Global warming is an increasingly urgent problem. The urgency isn’t obvious because a large amount of warming is being delayed. But some of the latest research says if we want to keep the Earth’s climate within the range humans have experienced, we must leave nearly all the remaining fossil fuels in the ground. If we do not act now we could push the climate beyond tipping points, where the situation spirals out of our control. How do we know this? And what should we do about it? Read on.

James Hansen, NASA’s top climatologist and one of the first to warn greenhouse warming had been detected, set out to define dangerous human interference with climate. In 2008, his team came to the startling conclusion that the current level of atmospheric carbon dioxide (CO2) is already in the danger zone.

Since the Industrial Revolution, atmospheric CO2 has increased from 280 to 390 parts per million (ppm). Don’t be fooled by the small number – 390 ppm is higher than CO2 has been in millions of years. CO2 is rising by 2 ppm per year as we continue to burn fossil fuels. To stabilise the Earth’s climate, we must reduce CO2 to the relatively safe level of 350 ppm. And we must hurry, because the task will soon be an impossible one.

* * *

Return the stretch of the global warming text from "Global warming is" through "the danger zone.", copied word for word.

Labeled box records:
* * *

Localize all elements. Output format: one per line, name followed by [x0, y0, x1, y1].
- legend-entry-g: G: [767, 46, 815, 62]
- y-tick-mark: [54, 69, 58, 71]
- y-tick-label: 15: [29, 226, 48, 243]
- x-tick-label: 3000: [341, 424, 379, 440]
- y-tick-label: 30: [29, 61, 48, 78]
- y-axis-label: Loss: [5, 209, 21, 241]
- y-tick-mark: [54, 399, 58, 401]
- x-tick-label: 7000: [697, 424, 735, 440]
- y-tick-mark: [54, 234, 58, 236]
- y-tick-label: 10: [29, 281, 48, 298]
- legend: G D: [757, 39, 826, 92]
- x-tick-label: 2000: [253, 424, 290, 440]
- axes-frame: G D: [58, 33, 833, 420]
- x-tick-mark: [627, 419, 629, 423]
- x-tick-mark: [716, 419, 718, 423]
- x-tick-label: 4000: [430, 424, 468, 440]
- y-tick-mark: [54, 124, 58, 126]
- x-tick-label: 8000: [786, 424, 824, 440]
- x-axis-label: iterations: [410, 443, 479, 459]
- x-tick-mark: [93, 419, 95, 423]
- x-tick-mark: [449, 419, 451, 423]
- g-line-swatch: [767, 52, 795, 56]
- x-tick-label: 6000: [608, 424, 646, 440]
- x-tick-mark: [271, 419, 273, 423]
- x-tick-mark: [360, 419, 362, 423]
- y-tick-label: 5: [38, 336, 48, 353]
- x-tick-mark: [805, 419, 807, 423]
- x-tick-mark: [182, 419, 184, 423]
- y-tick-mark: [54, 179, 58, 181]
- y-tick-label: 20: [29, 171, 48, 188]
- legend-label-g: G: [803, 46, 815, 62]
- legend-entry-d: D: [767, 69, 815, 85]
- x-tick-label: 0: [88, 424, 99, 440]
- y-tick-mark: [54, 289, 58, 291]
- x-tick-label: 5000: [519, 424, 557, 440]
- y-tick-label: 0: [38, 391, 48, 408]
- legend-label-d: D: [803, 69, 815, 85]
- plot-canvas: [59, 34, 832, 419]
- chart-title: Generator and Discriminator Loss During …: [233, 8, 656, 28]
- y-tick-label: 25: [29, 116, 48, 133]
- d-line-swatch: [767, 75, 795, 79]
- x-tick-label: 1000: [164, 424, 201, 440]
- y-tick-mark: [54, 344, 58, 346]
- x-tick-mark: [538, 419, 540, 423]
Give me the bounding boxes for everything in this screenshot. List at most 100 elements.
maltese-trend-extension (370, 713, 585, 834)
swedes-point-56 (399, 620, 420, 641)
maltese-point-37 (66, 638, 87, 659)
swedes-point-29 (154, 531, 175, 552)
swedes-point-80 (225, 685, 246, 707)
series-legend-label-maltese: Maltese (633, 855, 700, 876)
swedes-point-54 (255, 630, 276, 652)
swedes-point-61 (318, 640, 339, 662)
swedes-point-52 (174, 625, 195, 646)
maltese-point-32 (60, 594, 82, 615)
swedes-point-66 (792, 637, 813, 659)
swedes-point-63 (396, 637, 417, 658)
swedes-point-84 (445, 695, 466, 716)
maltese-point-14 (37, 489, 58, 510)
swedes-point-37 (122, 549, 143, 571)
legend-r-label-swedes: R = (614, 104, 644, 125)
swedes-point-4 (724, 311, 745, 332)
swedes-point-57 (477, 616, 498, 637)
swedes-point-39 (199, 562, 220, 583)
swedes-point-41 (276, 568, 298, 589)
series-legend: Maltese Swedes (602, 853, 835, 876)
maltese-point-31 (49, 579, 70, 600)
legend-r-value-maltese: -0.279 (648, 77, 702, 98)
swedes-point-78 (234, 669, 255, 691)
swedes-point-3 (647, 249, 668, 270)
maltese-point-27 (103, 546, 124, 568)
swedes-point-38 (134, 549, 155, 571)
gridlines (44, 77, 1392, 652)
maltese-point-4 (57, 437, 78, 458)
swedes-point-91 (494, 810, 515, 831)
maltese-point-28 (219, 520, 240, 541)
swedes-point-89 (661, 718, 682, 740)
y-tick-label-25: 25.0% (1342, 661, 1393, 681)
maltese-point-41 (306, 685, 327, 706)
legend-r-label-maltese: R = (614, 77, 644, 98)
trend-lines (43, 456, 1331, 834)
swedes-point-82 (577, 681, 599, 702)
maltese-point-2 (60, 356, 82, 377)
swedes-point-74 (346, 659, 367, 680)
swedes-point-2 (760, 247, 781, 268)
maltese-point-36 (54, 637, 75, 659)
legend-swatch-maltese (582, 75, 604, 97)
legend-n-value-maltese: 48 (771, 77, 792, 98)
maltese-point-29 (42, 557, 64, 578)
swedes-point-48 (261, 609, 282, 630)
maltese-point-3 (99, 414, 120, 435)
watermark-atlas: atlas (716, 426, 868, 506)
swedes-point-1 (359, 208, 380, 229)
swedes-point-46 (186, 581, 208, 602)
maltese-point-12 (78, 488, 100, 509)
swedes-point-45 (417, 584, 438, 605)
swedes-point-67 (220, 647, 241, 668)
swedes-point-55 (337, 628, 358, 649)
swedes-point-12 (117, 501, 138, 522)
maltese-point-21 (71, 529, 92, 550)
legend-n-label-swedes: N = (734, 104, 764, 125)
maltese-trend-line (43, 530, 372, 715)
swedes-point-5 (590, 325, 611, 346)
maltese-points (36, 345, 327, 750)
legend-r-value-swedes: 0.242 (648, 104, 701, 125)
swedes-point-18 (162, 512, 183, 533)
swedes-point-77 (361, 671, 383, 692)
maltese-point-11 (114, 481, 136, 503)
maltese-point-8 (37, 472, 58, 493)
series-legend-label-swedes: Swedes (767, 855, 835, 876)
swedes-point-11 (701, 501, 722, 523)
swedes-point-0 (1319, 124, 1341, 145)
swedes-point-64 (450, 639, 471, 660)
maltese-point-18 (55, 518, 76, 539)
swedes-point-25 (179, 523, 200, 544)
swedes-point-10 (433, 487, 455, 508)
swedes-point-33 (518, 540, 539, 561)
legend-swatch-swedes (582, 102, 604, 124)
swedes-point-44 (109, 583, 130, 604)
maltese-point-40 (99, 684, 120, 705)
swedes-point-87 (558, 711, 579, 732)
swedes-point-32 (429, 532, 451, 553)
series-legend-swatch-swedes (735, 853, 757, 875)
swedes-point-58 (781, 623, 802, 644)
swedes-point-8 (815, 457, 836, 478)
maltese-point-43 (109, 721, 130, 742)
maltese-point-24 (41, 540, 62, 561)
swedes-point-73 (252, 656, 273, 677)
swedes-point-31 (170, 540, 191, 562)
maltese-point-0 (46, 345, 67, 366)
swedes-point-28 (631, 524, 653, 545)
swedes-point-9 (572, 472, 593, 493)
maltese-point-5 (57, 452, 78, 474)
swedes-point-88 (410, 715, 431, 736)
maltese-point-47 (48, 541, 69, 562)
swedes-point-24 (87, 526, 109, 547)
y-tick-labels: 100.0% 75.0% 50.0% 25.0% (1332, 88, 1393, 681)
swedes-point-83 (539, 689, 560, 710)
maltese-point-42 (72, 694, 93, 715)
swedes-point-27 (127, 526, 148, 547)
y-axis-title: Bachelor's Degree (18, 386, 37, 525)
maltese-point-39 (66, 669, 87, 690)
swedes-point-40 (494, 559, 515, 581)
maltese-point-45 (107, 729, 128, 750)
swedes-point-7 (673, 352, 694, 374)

* * *

Worked solution:
Global warming is an increasingly urgent problem. The urgency isn’t obvious because a large amount of warming is being delayed. But some of the latest research says if we want to keep the Earth’s climate within the range humans have experienced, we must leave nearly all the remaining fossil fuels in the ground. If we do not act now we could push the climate beyond tipping points, where the situation spirals out of our control. How do we know this? And what should we do about it? Read on.

James Hansen, NASA’s top climatologist and one of the first to warn greenhouse warming had been detected, set out to define dangerous human interference with climate. In 2008, his team came to the startling conclusion that the current level of atmospheric carbon dioxide (CO2) is already in the danger zone.